Written exercise: Give the entries again exactly, every one of them.

Stored data:
## Start

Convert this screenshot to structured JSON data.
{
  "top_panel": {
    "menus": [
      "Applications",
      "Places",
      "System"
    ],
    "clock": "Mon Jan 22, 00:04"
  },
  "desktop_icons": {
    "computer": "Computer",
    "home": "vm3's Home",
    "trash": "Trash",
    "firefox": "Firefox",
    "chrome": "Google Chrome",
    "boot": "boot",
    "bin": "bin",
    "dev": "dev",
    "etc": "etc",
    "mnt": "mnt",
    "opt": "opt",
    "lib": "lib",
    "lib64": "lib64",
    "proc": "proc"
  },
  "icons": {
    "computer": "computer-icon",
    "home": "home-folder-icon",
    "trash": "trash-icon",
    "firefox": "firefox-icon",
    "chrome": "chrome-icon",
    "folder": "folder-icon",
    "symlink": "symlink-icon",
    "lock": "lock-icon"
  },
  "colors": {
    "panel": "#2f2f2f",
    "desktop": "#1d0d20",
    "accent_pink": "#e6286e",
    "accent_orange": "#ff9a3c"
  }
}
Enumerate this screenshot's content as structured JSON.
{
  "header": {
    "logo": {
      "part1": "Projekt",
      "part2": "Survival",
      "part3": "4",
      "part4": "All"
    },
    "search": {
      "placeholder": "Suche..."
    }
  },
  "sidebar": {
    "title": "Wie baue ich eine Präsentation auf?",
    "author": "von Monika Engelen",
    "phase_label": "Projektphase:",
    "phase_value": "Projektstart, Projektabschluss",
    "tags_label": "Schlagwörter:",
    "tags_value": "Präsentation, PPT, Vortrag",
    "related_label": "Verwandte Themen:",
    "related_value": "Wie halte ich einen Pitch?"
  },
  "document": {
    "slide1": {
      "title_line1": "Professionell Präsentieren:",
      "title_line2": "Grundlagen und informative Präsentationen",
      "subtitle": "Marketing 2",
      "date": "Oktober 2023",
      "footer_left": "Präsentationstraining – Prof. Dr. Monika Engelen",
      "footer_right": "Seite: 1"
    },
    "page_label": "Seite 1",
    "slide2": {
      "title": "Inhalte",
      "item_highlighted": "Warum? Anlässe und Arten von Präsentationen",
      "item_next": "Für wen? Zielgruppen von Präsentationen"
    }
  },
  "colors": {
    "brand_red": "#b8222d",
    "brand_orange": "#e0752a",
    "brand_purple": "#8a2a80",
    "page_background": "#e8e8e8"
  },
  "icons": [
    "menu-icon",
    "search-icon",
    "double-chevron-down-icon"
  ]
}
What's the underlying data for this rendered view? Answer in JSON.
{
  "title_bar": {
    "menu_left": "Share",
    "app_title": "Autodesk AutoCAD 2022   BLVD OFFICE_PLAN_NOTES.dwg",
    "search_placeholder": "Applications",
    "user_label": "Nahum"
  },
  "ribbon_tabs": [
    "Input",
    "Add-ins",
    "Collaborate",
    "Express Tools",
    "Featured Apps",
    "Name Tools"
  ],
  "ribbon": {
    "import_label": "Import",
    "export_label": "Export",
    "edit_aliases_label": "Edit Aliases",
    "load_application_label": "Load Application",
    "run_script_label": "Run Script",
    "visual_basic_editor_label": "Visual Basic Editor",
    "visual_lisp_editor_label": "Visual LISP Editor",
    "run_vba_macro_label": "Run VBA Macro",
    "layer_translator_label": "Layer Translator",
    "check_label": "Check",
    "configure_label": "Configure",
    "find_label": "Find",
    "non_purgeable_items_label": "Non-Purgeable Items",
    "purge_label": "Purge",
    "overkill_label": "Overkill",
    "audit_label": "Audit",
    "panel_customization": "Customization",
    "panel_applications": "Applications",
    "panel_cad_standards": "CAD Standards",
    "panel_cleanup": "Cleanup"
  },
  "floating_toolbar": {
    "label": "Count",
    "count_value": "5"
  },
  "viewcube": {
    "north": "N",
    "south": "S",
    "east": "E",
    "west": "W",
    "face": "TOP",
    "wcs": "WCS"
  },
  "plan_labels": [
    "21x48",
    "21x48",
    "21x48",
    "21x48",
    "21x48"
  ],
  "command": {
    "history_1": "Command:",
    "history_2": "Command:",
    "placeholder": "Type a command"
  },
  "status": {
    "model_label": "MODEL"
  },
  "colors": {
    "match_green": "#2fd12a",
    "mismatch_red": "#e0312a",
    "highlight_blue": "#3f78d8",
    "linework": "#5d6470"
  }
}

## End

Solution to this task:
Convert this screenshot to structured JSON data.
{
  "top_panel": {
    "menus": [
      "Applications",
      "Places",
      "System"
    ],
    "clock": "Mon Jan 22, 00:04"
  },
  "desktop_icons": {
    "computer": "Computer",
    "home": "vm3's Home",
    "trash": "Trash",
    "firefox": "Firefox",
    "chrome": "Google Chrome",
    "boot": "boot",
    "bin": "bin",
    "dev": "dev",
    "etc": "etc",
    "mnt": "mnt",
    "opt": "opt",
    "lib": "lib",
    "lib64": "lib64",
    "proc": "proc"
  },
  "icons": {
    "computer": "computer-icon",
    "home": "home-folder-icon",
    "trash": "trash-icon",
    "firefox": "firefox-icon",
    "chrome": "chrome-icon",
    "folder": "folder-icon",
    "symlink": "symlink-icon",
    "lock": "lock-icon"
  },
  "colors": {
    "panel": "#2f2f2f",
    "desktop": "#1d0d20",
    "accent_pink": "#e6286e",
    "accent_orange": "#ff9a3c"
  }
}
Enumerate this screenshot's content as structured JSON.
{
  "header": {
    "logo": {
      "part1": "Projekt",
      "part2": "Survival",
      "part3": "4",
      "part4": "All"
    },
    "search": {
      "placeholder": "Suche..."
    }
  },
  "sidebar": {
    "title": "Wie baue ich eine Präsentation auf?",
    "author": "von Monika Engelen",
    "phase_label": "Projektphase:",
    "phase_value": "Projektstart, Projektabschluss",
    "tags_label": "Schlagwörter:",
    "tags_value": "Präsentation, PPT, Vortrag",
    "related_label": "Verwandte Themen:",
    "related_value": "Wie halte ich einen Pitch?"
  },
  "document": {
    "slide1": {
      "title_line1": "Professionell Präsentieren:",
      "title_line2": "Grundlagen und informative Präsentationen",
      "subtitle": "Marketing 2",
      "date": "Oktober 2023",
      "footer_left": "Präsentationstraining – Prof. Dr. Monika Engelen",
      "footer_right": "Seite: 1"
    },
    "page_label": "Seite 1",
    "slide2": {
      "title": "Inhalte",
      "item_highlighted": "Warum? Anlässe und Arten von Präsentationen",
      "item_next": "Für wen? Zielgruppen von Präsentationen"
    }
  },
  "colors": {
    "brand_red": "#b8222d",
    "brand_orange": "#e0752a",
    "brand_purple": "#8a2a80",
    "page_background": "#e8e8e8"
  },
  "icons": [
    "menu-icon",
    "search-icon",
    "double-chevron-down-icon"
  ]
}
What's the underlying data for this rendered view? Answer in JSON.
{
  "title_bar": {
    "menu_left": "Share",
    "app_title": "Autodesk AutoCAD 2022   BLVD OFFICE_PLAN_NOTES.dwg",
    "search_placeholder": "Applications",
    "user_label": "Nahum"
  },
  "ribbon_tabs": [
    "Input",
    "Add-ins",
    "Collaborate",
    "Express Tools",
    "Featured Apps",
    "Name Tools"
  ],
  "ribbon": {
    "import_label": "Import",
    "export_label": "Export",
    "edit_aliases_label": "Edit Aliases",
    "load_application_label": "Load Application",
    "run_script_label": "Run Script",
    "visual_basic_editor_label": "Visual Basic Editor",
    "visual_lisp_editor_label": "Visual LISP Editor",
    "run_vba_macro_label": "Run VBA Macro",
    "layer_translator_label": "Layer Translator",
    "check_label": "Check",
    "configure_label": "Configure",
    "find_label": "Find",
    "non_purgeable_items_label": "Non-Purgeable Items",
    "purge_label": "Purge",
    "overkill_label": "Overkill",
    "audit_label": "Audit",
    "panel_customization": "Customization",
    "panel_applications": "Applications",
    "panel_cad_standards": "CAD Standards",
    "panel_cleanup": "Cleanup"
  },
  "floating_toolbar": {
    "label": "Count",
    "count_value": "5"
  },
  "viewcube": {
    "north": "N",
    "south": "S",
    "east": "E",
    "west": "W",
    "face": "TOP",
    "wcs": "WCS"
  },
  "plan_labels": [
    "21x48",
    "21x48",
    "21x48",
    "21x48",
    "21x48"
  ],
  "command": {
    "history_1": "Command:",
    "history_2": "Command:",
    "placeholder": "Type a command"
  },
  "status": {
    "model_label": "MODEL"
  },
  "colors": {
    "match_green": "#2fd12a",
    "mismatch_red": "#e0312a",
    "highlight_blue": "#3f78d8",
    "linework": "#5d6470"
  }
}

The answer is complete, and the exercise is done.